(EXTRACT TO READ)
###

Timeline

2025-09-27

init


  • A linker is a program that combines one or more object files generated by a compiler or assembler, along with libraries, into an executable file.
  • GNU Linker uses the AT&T linker script language.

ld Command

  • aarch64-linux-gnu-ld
  • Common parameters:
    • -T: specify linker script.
    • -Map: output a symbol table file.
    • -o: output the final executable binary.

A Simple Example

1
2
3
4
5
6
7
8
SECTIONS
{
. = 0x10000;
.text : {* (.text)}
. = 0x8000000
.data : {*(.data)}
.bss : {*(.bss)}
}

Basic Concepts

  • Input sections and output sections.
  • Each section has a name and size.
  • Section attributes:
    • loadable: the section contents will be loaded into memory at runtime.
    • allocatable: the section contents will not be loaded at runtime.
  • Section addresses:
    • VMA (Virtual Memory Address): virtual address, the runtime address.
    • LMA (Load Memory Address): load address.
    • Typically, the ROM address is the load address, while the RAM address is the VMA.

Linker Script Commands

  • ENTRY(symbol): sets the program entry point.

  • The linker has several ways to set the entry point:

    • Using the -e parameter.
    • Using ENTRY(symbol).
    • At the very beginning of .text.
    • Address 0.

###

(DO THIS)
Summarize the notes on the GNU linker in two sentences. The listing after this text isn't needed for anything here.

###

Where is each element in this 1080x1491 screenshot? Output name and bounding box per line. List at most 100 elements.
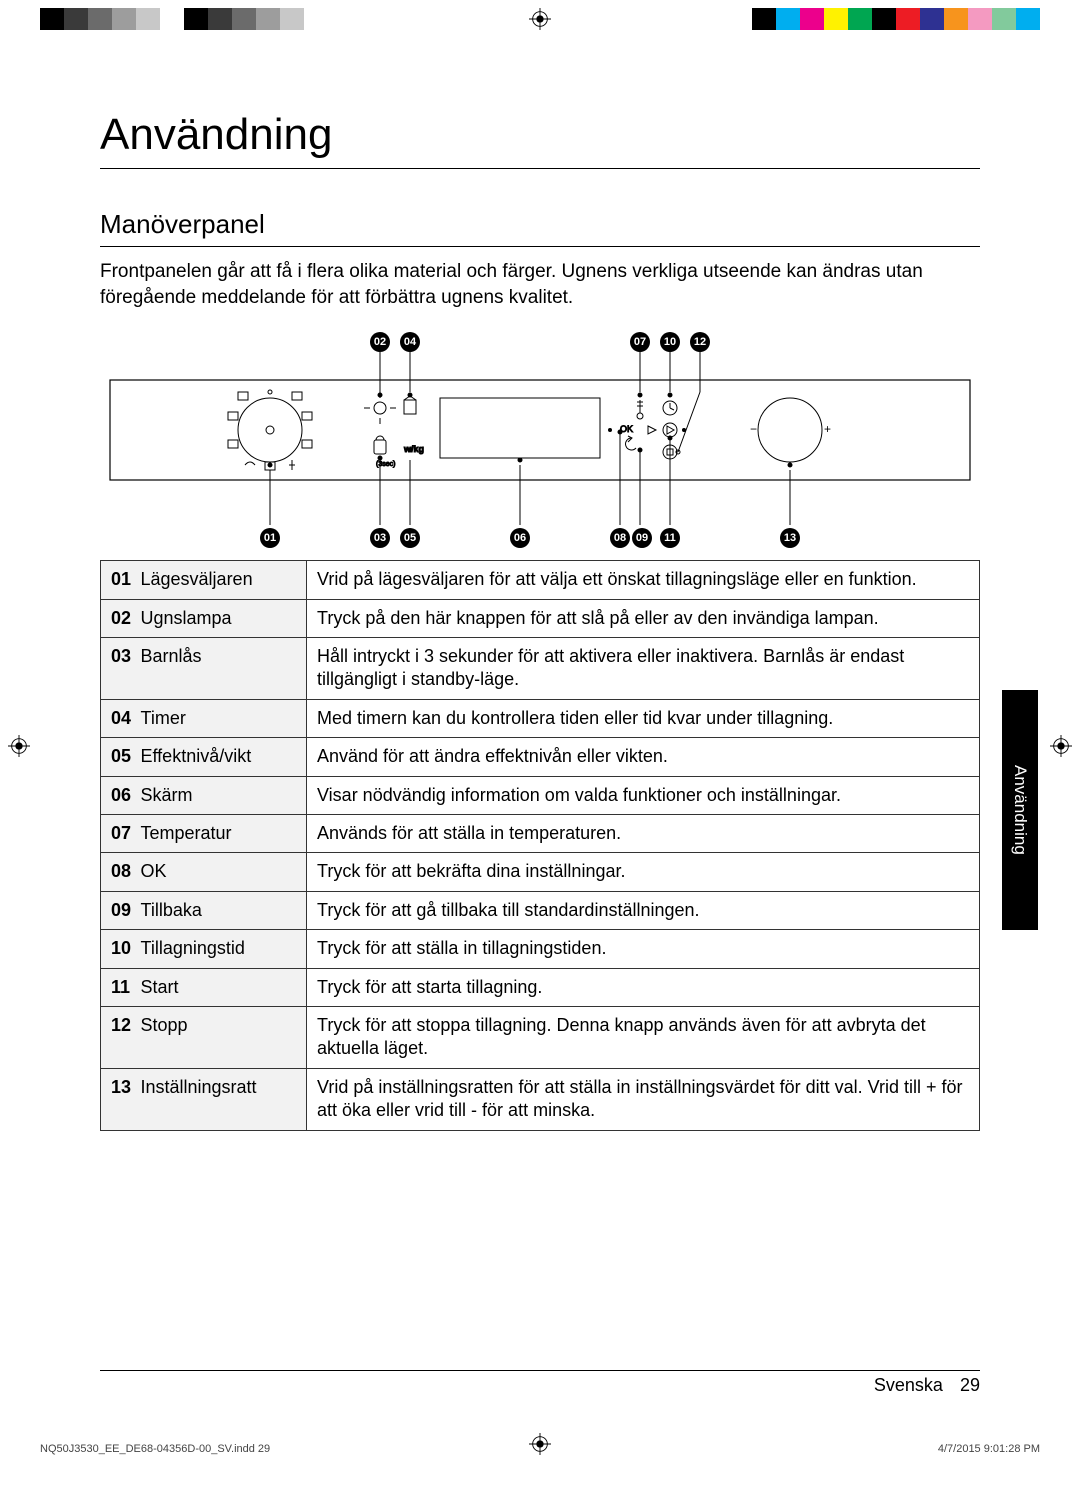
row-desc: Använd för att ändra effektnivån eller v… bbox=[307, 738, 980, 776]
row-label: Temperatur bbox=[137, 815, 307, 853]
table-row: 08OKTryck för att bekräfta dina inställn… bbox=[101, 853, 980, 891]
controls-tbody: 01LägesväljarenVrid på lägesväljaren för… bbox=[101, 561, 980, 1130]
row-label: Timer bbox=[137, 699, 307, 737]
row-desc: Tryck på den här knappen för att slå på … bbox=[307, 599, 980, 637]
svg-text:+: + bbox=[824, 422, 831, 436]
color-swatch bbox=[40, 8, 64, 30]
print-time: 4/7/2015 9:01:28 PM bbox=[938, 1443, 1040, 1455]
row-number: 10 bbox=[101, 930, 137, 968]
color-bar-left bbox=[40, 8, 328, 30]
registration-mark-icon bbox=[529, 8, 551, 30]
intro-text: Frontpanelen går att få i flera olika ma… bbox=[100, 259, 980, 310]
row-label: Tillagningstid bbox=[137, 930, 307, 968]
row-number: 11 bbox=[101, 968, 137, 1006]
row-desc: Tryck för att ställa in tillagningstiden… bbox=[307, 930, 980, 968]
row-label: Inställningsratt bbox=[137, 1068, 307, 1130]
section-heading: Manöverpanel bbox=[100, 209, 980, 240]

###

(TASK SOLUTION)
A linker combines object files generated by a compiler or assembler, along with libraries, into an executable file, and the GNU linker uses the AT&T linker script language. The aarch64-linux-gnu-ld command commonly takes -T to specify the linker script, -Map to output a symbol table file and -o to output the final executable binary, while the ENTRY(symbol) script command sets the program entry point.